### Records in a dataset
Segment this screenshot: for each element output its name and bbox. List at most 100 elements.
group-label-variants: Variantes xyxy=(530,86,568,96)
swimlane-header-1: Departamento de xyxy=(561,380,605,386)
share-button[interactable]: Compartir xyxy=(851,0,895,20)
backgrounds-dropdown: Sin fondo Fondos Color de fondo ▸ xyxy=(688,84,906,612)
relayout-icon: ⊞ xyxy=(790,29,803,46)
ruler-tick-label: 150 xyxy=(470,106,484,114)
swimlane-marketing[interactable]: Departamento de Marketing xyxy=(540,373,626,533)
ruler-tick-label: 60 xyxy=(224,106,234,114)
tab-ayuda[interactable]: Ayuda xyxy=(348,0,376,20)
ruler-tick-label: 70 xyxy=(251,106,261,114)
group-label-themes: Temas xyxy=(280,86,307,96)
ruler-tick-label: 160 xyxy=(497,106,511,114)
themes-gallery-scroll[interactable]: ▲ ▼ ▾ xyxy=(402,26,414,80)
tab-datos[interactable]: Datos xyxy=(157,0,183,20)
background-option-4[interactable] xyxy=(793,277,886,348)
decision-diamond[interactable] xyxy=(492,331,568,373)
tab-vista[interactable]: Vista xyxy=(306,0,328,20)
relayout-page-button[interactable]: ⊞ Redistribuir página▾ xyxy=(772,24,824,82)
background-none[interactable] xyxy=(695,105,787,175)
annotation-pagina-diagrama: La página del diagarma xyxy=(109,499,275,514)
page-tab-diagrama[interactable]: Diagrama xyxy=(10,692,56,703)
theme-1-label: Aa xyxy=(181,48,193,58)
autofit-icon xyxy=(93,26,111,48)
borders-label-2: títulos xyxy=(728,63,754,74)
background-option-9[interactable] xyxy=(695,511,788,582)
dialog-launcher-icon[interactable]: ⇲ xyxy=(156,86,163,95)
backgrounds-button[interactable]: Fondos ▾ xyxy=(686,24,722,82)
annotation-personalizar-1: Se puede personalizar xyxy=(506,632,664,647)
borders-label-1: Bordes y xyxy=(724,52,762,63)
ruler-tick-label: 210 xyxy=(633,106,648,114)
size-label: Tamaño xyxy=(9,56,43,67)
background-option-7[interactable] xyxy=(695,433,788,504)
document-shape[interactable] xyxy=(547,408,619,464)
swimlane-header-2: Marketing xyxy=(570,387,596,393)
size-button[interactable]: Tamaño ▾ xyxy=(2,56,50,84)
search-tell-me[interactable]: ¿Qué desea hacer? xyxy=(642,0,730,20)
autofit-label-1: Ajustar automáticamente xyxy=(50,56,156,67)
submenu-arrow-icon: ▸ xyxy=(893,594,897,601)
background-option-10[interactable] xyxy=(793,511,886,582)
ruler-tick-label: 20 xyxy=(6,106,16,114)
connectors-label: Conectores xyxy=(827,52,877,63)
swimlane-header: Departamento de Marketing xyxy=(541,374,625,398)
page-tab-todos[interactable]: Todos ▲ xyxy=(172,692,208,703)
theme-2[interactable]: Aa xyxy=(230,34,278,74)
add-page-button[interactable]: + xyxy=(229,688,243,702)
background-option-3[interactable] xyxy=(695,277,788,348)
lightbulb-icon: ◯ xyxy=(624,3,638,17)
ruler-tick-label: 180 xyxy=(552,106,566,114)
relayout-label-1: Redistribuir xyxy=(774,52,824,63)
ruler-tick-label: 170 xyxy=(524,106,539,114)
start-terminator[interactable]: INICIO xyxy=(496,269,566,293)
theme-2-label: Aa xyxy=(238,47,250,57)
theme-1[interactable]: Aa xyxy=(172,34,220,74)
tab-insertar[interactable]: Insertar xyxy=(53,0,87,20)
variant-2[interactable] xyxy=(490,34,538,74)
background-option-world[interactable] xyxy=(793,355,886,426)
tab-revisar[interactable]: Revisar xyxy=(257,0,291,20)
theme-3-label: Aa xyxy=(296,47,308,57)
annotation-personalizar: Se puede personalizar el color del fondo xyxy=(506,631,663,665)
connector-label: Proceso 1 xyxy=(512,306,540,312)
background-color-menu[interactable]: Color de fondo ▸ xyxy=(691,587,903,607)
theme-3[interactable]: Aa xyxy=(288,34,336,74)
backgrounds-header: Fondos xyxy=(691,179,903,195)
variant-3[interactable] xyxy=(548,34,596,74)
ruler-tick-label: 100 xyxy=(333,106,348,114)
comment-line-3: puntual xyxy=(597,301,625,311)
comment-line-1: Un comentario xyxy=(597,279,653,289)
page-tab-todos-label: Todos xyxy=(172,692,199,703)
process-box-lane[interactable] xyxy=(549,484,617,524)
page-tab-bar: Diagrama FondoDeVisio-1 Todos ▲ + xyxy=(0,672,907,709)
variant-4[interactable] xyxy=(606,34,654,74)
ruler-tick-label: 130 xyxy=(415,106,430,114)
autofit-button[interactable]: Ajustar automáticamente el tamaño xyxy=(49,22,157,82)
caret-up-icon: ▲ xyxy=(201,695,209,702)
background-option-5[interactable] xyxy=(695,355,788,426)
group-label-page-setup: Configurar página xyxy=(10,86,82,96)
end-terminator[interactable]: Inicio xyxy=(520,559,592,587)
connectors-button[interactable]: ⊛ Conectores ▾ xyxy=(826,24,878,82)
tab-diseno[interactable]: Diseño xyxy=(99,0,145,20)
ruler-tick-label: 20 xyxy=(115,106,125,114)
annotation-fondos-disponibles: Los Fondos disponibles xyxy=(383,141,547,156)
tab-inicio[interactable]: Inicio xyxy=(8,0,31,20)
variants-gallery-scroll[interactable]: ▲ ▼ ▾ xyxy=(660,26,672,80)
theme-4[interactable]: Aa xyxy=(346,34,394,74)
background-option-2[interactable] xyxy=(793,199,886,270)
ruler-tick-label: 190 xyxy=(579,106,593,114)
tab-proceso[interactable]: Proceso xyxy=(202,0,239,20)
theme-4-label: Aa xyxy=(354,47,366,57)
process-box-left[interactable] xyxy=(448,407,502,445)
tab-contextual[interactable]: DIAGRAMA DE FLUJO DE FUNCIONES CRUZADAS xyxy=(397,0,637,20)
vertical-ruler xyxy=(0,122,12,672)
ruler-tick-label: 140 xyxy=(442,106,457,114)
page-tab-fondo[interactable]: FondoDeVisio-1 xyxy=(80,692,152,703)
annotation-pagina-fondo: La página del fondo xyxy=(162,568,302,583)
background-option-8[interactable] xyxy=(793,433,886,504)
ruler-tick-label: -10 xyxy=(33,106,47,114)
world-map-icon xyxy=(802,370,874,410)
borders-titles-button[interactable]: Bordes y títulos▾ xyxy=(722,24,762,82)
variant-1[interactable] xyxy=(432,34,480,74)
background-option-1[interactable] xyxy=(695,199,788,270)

### STATED PROBLEM
Render the material from its start through the line containing "submenu-arrow-icon: ▸ xyxy=(893,594,897,601)" as a JSON list of strings, one per line, leaving out blank lines.

### ANSWER TO THE PROBLEM
[
  "Segment this screenshot: for each element output its name and bbox. List at most 100 elements.",
  "group-label-variants: Variantes xyxy=(530,86,568,96)",
  "swimlane-header-1: Departamento de xyxy=(561,380,605,386)",
  "share-button[interactable]: Compartir xyxy=(851,0,895,20)",
  "backgrounds-dropdown: Sin fondo Fondos Color de fondo ▸ xyxy=(688,84,906,612)",
  "relayout-icon: ⊞ xyxy=(790,29,803,46)",
  "ruler-tick-label: 150 xyxy=(470,106,484,114)",
  "swimlane-marketing[interactable]: Departamento de Marketing xyxy=(540,373,626,533)",
  "ruler-tick-label: 60 xyxy=(224,106,234,114)",
  "tab-ayuda[interactable]: Ayuda xyxy=(348,0,376,20)",
  "ruler-tick-label: 70 xyxy=(251,106,261,114)",
  "group-label-themes: Temas xyxy=(280,86,307,96)",
  "ruler-tick-label: 160 xyxy=(497,106,511,114)",
  "themes-gallery-scroll[interactable]: ▲ ▼ ▾ xyxy=(402,26,414,80)",
  "tab-datos[interactable]: Datos xyxy=(157,0,183,20)",
  "background-option-4[interactable] xyxy=(793,277,886,348)",
  "decision-diamond[interactable] xyxy=(492,331,568,373)",
  "tab-vista[interactable]: Vista xyxy=(306,0,328,20)",
  "relayout-page-button[interactable]: ⊞ Redistribuir página▾ xyxy=(772,24,824,82)",
  "background-none[interactable] xyxy=(695,105,787,175)",
  "annotation-pagina-diagrama: La página del diagarma xyxy=(109,499,275,514)",
  "page-tab-diagrama[interactable]: Diagrama xyxy=(10,692,56,703)",
  "theme-1-label: Aa xyxy=(181,48,193,58)",
  "autofit-icon xyxy=(93,26,111,48)",
  "borders-label-2: títulos xyxy=(728,63,754,74)",
  "background-option-9[interactable] xyxy=(695,511,788,582)",
  "dialog-launcher-icon[interactable]: ⇲ xyxy=(156,86,163,95)",
  "backgrounds-button[interactable]: Fondos ▾ xyxy=(686,24,722,82)",
  "annotation-personalizar-1: Se puede personalizar xyxy=(506,632,664,647)",
  "borders-label-1: Bordes y xyxy=(724,52,762,63)",
  "ruler-tick-label: 210 xyxy=(633,106,648,114)",
  "size-label: Tamaño xyxy=(9,56,43,67)",
  "background-option-7[interactable] xyxy=(695,433,788,504)",
  "document-shape[interactable] xyxy=(547,408,619,464)",
  "swimlane-header-2: Marketing xyxy=(570,387,596,393)",
  "size-button[interactable]: Tamaño ▾ xyxy=(2,56,50,84)",
  "search-tell-me[interactable]: ¿Qué desea hacer? xyxy=(642,0,730,20)",
  "autofit-label-1: Ajustar automáticamente xyxy=(50,56,156,67)",
  "submenu-arrow-icon: ▸ xyxy=(893,594,897,601)"
]